## START

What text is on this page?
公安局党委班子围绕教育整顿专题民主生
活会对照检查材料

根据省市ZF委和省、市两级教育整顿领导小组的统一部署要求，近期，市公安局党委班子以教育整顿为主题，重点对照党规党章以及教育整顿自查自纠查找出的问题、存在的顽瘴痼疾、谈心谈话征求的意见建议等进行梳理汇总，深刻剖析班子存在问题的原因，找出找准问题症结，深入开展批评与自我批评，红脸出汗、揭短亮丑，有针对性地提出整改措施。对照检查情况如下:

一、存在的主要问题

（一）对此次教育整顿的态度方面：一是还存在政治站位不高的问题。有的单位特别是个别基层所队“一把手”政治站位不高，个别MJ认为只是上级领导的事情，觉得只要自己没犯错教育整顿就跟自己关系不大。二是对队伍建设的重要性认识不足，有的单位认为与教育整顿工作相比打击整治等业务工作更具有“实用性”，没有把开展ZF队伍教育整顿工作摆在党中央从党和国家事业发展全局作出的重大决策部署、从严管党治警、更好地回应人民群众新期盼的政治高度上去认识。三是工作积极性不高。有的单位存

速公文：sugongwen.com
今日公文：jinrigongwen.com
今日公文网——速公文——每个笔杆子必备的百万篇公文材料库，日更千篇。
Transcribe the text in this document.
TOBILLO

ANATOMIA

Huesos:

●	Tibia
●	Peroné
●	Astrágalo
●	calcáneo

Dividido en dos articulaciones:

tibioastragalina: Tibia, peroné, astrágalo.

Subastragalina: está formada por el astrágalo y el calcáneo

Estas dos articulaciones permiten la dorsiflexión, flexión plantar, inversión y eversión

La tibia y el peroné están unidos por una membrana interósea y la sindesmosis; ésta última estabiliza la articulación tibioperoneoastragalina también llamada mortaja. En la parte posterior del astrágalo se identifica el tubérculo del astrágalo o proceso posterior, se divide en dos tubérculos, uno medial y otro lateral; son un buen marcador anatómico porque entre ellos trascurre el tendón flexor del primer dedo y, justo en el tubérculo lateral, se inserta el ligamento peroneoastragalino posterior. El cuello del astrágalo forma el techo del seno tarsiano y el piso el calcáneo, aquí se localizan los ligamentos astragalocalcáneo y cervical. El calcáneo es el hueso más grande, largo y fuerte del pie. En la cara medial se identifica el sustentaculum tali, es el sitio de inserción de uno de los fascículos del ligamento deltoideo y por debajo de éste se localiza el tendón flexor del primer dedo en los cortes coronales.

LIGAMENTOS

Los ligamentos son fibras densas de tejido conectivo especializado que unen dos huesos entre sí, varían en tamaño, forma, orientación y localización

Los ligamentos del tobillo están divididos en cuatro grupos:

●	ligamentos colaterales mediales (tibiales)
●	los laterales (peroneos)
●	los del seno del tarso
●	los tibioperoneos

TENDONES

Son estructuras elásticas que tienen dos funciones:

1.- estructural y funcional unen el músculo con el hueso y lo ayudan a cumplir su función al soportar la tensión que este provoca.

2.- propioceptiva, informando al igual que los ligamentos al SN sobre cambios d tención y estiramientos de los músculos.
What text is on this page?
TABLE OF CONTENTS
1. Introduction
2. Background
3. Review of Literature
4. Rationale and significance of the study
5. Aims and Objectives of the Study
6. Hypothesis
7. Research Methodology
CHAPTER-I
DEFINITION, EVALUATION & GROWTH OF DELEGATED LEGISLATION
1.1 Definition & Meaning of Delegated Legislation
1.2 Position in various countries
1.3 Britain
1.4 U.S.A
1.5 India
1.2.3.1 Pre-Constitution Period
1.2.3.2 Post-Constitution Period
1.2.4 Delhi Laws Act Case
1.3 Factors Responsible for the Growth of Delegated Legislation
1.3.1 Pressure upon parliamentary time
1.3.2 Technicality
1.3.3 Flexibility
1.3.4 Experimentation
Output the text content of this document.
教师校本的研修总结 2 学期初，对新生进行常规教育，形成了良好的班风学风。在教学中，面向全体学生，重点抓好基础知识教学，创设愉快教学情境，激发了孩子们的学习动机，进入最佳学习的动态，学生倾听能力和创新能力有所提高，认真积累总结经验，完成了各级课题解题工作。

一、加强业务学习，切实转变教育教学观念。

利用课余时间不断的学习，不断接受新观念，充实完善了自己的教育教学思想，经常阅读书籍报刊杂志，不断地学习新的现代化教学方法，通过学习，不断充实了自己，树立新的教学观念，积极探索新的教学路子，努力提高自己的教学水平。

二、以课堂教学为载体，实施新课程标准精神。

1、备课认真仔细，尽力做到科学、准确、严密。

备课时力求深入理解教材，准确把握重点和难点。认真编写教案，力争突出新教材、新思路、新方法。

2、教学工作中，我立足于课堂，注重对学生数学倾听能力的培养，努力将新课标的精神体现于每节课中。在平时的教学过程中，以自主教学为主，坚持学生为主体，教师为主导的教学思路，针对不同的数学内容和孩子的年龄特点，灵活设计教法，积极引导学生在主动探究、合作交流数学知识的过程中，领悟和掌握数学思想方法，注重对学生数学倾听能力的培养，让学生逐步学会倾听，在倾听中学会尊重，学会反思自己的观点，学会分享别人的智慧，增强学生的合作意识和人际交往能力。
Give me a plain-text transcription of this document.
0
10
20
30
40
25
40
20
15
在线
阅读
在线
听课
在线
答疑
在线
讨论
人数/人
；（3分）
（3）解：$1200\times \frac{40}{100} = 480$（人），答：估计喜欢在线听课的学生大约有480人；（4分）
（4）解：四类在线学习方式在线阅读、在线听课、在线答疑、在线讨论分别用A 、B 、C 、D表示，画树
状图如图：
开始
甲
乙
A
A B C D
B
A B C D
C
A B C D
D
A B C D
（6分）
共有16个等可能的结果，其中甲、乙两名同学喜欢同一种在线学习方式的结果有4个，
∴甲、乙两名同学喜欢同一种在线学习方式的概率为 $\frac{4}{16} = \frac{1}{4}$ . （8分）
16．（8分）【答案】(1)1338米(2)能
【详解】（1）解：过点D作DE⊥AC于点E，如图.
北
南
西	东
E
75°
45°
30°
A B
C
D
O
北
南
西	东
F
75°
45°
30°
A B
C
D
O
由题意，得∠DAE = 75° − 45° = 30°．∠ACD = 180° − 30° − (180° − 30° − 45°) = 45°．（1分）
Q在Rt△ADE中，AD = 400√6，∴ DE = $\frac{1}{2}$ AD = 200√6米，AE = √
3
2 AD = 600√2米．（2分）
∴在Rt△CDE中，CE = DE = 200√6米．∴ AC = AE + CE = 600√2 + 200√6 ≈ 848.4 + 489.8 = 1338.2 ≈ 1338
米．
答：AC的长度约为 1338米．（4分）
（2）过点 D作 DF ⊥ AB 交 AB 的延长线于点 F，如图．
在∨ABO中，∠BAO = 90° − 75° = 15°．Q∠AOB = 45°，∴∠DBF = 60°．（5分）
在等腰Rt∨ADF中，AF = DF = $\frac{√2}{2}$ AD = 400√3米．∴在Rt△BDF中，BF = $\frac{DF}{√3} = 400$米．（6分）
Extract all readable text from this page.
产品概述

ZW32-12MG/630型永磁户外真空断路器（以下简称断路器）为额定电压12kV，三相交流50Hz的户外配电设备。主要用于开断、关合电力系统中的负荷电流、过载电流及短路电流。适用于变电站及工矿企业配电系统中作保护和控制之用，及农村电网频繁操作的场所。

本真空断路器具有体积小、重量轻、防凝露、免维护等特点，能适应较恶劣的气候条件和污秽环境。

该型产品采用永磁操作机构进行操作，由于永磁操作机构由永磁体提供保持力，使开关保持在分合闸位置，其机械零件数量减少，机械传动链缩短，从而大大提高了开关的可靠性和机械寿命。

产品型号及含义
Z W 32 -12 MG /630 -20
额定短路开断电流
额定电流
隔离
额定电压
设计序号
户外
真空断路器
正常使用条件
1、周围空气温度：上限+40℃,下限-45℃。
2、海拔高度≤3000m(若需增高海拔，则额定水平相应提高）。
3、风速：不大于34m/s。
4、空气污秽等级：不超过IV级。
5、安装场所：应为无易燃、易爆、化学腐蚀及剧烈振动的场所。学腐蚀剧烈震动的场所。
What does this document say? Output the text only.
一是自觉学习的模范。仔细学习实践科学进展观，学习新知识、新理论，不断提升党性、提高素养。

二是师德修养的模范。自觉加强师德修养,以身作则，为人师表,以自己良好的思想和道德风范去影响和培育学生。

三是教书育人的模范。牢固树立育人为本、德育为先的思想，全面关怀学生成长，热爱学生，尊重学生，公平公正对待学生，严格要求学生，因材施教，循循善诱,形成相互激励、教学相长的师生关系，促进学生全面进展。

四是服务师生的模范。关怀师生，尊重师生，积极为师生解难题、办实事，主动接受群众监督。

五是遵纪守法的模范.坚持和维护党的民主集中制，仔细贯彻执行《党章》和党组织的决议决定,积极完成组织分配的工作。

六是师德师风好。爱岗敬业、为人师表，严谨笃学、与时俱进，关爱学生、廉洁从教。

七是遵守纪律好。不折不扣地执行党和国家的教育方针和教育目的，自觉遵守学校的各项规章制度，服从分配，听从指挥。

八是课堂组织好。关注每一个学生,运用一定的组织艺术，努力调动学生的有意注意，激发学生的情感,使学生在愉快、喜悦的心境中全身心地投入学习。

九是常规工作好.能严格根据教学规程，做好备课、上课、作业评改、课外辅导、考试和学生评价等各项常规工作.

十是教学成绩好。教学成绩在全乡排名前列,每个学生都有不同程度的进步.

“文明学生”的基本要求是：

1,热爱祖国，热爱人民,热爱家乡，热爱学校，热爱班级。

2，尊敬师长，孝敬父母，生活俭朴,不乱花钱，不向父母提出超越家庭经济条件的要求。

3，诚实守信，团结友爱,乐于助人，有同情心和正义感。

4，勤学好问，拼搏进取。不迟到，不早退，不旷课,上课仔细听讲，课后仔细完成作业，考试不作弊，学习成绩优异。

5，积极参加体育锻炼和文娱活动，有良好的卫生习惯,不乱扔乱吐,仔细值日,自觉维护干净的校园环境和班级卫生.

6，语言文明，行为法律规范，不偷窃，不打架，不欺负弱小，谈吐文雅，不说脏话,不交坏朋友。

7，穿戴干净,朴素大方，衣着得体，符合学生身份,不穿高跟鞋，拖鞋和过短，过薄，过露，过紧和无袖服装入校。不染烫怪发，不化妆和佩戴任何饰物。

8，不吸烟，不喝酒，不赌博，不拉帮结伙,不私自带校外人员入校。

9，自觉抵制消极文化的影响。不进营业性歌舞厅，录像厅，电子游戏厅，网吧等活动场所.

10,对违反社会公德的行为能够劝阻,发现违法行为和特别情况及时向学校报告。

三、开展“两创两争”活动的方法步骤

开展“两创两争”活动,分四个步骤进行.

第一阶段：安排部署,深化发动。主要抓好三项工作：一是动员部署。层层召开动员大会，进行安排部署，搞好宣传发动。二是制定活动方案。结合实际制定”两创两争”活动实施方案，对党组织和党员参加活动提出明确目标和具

## END

What the exercise asks »
Copy every line from the entries that contains the word "为人师表".

The output »
二是师德修养的模范。自觉加强师德修养,以身作则，为人师表,以自己良好的思想和道德风范去影响和培育学生。
六是师德师风好。爱岗敬业、为人师表，严谨笃学、与时俱进，关爱学生、廉洁从教。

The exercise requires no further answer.